:: Prompt ::
Count how many lines below include the string "following", and give that number without anything else.

:: Information given ::
──────
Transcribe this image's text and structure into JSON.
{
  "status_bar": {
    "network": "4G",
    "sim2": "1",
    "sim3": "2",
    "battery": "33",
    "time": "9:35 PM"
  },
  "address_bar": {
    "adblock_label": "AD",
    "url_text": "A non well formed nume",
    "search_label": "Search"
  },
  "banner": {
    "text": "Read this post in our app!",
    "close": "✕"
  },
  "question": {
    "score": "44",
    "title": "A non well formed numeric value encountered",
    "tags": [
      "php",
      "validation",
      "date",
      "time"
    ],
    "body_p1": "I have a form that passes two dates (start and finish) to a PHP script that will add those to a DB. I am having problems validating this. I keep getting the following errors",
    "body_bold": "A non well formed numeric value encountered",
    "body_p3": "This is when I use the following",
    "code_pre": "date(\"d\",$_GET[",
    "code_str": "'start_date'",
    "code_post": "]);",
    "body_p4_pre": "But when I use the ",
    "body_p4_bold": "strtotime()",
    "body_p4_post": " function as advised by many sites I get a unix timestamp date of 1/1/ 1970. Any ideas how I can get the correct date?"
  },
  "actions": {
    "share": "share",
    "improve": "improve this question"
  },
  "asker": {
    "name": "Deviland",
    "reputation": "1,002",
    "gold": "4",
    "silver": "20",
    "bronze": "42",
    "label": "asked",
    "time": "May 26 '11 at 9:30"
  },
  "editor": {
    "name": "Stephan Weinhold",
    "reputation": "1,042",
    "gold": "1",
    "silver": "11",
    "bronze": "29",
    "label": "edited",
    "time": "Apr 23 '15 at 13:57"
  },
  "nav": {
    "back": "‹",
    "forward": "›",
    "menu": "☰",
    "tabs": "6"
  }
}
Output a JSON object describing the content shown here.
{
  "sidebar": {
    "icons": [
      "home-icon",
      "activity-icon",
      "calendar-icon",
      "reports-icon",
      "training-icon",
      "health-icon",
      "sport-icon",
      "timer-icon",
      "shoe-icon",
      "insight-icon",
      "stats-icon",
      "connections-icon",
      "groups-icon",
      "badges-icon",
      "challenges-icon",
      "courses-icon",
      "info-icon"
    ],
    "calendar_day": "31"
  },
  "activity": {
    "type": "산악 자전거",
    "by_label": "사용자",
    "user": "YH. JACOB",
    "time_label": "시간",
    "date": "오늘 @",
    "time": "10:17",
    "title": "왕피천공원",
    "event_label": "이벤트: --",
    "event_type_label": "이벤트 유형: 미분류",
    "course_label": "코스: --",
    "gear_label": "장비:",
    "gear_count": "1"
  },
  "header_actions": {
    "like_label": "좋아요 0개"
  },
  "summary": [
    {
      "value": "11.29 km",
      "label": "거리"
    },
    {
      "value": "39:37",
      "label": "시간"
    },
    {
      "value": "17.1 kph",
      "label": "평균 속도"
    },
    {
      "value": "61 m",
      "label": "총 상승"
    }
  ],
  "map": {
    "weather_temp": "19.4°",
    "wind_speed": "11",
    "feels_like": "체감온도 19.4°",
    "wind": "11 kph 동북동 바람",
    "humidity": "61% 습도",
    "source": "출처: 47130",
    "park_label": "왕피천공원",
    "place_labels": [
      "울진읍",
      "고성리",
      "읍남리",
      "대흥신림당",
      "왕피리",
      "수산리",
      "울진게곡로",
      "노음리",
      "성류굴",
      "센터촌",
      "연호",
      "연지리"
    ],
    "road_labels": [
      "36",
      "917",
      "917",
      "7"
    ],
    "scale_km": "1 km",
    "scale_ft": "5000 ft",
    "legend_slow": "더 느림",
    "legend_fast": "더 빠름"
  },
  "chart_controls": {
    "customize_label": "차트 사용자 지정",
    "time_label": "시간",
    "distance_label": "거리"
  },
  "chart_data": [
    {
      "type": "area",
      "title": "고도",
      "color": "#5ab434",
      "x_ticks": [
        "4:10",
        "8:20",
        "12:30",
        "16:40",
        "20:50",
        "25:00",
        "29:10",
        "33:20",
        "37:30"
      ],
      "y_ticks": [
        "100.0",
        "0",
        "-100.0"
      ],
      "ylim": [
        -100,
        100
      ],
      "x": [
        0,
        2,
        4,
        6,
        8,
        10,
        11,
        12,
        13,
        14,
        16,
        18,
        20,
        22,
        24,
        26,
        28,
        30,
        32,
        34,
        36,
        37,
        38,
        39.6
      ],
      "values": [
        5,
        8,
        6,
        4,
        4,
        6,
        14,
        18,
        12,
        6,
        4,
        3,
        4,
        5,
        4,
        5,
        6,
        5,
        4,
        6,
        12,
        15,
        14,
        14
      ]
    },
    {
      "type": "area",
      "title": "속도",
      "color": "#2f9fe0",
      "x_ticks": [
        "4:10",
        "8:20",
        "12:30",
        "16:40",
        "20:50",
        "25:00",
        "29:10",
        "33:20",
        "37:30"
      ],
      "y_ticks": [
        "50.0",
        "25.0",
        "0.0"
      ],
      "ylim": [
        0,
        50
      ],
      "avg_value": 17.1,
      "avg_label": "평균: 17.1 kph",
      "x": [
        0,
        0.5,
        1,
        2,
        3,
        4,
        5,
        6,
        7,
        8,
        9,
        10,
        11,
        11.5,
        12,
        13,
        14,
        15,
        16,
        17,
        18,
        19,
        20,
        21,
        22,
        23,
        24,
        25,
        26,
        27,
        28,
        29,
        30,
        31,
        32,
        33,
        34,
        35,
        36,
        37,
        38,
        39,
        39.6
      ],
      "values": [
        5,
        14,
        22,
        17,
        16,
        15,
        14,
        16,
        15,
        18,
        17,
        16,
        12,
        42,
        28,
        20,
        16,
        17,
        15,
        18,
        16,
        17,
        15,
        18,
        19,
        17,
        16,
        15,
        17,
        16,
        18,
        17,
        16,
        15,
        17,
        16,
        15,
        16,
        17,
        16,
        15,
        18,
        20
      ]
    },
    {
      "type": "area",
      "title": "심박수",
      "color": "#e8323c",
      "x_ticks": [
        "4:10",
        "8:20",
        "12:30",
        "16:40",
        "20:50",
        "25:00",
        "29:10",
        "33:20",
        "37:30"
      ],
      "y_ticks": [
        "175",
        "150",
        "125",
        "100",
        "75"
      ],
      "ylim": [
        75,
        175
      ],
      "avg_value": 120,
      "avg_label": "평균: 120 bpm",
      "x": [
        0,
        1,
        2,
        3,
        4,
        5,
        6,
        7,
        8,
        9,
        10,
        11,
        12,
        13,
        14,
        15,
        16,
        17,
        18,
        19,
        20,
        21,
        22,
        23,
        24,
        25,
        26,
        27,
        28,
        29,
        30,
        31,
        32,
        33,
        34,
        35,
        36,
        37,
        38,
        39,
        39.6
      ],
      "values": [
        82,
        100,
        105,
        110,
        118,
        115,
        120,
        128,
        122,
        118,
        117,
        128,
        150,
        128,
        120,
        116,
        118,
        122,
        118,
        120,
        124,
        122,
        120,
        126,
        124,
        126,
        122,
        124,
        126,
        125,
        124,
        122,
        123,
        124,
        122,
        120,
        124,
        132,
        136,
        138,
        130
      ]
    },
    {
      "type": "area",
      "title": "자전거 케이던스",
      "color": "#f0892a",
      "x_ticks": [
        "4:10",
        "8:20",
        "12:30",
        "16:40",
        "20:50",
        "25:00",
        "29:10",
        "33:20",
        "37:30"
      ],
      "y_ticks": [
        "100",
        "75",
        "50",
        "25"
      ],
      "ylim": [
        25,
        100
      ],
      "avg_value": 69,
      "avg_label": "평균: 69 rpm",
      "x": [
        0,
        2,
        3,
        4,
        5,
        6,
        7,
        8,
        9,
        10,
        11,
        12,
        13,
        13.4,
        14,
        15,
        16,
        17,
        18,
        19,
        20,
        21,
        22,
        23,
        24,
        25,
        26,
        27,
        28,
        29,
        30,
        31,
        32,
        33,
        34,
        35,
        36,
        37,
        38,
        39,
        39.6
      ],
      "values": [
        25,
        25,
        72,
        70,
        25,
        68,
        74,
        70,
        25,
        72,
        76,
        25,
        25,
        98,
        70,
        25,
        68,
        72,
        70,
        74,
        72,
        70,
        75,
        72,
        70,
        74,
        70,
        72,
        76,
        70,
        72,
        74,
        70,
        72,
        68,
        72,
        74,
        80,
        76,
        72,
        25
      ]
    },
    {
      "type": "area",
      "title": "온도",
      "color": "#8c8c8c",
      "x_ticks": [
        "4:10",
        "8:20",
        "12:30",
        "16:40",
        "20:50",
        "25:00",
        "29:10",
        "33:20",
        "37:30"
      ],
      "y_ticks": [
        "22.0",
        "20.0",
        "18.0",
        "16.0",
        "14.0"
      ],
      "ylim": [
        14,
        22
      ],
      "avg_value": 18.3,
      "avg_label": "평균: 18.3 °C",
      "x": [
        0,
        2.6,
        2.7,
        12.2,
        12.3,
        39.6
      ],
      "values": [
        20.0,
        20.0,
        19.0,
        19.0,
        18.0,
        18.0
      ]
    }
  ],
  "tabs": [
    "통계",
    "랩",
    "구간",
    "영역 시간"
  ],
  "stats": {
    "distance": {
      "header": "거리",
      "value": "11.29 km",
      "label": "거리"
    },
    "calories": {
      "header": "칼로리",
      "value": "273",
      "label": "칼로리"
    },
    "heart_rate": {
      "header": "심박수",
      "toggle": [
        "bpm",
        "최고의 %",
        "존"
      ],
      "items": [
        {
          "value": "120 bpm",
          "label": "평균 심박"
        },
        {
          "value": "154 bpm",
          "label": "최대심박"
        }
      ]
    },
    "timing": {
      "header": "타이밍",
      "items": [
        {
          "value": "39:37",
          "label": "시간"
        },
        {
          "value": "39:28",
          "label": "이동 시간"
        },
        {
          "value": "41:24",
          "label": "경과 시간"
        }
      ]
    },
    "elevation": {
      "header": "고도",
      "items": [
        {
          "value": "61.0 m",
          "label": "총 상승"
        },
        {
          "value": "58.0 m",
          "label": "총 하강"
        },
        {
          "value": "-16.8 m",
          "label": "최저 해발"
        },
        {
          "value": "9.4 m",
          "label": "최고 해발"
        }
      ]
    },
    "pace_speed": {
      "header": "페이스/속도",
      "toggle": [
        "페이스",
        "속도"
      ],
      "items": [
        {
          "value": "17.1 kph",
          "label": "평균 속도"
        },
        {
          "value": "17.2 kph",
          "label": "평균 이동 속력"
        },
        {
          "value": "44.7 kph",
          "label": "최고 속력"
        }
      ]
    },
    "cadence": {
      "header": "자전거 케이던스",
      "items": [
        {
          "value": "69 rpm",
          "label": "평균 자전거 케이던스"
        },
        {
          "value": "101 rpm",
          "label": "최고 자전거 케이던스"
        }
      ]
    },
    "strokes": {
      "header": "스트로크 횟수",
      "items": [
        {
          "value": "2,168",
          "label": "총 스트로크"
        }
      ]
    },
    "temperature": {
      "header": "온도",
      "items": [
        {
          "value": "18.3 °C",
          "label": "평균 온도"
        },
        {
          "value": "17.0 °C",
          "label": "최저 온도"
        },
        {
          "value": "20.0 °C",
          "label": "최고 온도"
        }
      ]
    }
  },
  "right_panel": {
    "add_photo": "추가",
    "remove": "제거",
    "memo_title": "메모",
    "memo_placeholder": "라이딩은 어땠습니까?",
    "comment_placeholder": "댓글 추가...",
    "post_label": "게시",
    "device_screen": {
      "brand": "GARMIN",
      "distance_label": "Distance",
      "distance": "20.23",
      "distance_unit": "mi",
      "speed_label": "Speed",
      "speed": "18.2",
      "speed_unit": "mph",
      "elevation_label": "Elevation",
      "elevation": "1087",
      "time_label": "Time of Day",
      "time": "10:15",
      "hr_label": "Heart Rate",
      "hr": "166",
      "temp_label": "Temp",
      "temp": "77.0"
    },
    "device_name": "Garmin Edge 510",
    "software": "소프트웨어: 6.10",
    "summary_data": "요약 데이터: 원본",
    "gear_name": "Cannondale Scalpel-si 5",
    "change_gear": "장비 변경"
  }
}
──────
:: Response below ::
2